(Some records)
####
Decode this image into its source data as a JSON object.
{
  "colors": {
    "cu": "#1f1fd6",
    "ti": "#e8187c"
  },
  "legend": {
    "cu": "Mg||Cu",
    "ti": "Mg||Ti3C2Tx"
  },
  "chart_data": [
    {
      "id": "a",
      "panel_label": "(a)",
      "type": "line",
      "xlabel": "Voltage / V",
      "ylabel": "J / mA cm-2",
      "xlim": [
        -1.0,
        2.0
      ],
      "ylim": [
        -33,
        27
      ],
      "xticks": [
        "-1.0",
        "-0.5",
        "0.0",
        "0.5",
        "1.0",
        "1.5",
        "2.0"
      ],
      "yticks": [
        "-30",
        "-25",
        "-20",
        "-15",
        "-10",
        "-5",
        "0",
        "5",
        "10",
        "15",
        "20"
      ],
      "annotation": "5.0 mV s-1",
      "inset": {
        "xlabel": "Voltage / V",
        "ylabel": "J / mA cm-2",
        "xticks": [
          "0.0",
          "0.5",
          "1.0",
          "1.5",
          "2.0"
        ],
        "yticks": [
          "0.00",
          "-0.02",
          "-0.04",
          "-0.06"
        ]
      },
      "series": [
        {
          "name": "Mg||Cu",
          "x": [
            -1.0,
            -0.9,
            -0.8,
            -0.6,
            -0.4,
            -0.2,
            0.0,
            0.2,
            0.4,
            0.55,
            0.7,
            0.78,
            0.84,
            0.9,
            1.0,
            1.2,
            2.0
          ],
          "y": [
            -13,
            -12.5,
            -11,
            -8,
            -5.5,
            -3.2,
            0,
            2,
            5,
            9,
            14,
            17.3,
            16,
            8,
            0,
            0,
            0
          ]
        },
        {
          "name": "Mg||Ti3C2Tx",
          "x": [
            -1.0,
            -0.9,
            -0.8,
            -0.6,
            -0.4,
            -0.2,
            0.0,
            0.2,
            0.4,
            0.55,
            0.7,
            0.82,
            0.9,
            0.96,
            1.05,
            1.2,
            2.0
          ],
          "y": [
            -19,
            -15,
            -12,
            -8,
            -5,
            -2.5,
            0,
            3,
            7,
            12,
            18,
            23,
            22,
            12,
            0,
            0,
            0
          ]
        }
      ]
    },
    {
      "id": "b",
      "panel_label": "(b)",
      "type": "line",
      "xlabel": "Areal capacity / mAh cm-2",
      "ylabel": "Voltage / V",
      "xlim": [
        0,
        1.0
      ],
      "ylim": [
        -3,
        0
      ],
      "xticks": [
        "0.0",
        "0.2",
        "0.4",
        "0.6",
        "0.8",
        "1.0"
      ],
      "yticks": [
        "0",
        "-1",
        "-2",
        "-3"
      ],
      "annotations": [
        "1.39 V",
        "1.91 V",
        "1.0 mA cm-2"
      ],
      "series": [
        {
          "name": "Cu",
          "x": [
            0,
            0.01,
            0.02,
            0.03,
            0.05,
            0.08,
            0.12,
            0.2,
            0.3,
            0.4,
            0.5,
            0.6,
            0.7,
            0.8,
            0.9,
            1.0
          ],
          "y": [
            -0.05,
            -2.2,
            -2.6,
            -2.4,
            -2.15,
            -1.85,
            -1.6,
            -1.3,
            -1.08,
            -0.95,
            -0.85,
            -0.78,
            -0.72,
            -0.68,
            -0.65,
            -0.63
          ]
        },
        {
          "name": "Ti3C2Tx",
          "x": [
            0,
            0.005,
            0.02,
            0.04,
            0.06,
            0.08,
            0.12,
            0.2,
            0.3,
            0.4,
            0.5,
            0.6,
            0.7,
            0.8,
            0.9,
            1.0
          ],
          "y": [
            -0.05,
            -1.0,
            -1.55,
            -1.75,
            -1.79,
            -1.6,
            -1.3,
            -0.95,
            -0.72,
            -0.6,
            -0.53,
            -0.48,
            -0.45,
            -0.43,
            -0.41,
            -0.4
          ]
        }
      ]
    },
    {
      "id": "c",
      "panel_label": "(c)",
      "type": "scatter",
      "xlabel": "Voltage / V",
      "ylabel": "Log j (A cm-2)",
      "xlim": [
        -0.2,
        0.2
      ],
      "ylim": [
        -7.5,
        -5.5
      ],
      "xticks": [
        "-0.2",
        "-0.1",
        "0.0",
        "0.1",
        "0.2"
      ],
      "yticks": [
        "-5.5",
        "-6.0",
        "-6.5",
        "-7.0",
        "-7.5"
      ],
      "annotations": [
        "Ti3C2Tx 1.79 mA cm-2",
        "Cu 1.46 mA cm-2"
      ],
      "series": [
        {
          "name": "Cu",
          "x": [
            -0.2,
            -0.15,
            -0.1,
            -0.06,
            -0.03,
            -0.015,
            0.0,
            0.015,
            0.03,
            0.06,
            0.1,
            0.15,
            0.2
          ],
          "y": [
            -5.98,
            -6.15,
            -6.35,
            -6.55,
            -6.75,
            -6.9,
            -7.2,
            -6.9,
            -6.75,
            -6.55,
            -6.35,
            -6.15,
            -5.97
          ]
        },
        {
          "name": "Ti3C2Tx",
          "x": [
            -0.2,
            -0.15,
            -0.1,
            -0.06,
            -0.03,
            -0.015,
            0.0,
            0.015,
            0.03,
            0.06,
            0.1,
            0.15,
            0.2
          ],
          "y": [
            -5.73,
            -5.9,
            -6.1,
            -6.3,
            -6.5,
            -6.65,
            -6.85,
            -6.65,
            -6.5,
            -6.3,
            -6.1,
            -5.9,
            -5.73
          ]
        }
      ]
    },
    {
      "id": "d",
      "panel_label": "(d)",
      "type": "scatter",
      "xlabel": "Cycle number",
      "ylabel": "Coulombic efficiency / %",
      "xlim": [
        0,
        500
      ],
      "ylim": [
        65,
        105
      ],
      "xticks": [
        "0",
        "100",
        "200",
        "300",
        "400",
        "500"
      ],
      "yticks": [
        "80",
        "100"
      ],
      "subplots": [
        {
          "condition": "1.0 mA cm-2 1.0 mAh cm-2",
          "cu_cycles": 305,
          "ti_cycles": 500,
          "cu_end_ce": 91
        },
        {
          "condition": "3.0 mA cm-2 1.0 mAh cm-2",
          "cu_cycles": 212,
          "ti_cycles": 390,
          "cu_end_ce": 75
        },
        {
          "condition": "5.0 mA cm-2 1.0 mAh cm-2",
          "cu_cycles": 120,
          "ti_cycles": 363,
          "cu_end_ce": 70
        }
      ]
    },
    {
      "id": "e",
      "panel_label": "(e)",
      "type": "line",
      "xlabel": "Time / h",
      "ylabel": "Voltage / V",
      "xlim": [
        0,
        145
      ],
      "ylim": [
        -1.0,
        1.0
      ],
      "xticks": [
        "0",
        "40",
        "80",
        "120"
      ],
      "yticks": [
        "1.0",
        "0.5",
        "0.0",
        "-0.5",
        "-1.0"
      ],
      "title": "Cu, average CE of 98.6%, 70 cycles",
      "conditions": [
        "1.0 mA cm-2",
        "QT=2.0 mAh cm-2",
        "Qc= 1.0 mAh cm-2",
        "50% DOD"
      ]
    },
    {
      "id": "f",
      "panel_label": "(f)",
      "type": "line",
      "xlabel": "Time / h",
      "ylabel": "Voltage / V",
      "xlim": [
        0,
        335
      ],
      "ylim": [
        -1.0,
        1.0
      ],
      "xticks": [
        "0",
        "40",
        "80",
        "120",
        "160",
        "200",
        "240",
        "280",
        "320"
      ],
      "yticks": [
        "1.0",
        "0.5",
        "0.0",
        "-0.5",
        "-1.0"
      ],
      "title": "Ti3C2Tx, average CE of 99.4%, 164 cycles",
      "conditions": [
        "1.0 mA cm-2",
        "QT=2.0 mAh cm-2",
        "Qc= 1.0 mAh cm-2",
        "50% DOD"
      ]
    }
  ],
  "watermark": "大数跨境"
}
####
Look through the lines above and collect those with the word "ylabel".

      "ylabel": "J / mA cm-2",
        "ylabel": "J / mA cm-2",
      "ylabel": "Voltage / V",
      "ylabel": "Log j (A cm-2)",
      "ylabel": "Coulombic efficiency / %",
      "ylabel": "Voltage / V",
      "ylabel": "Voltage / V",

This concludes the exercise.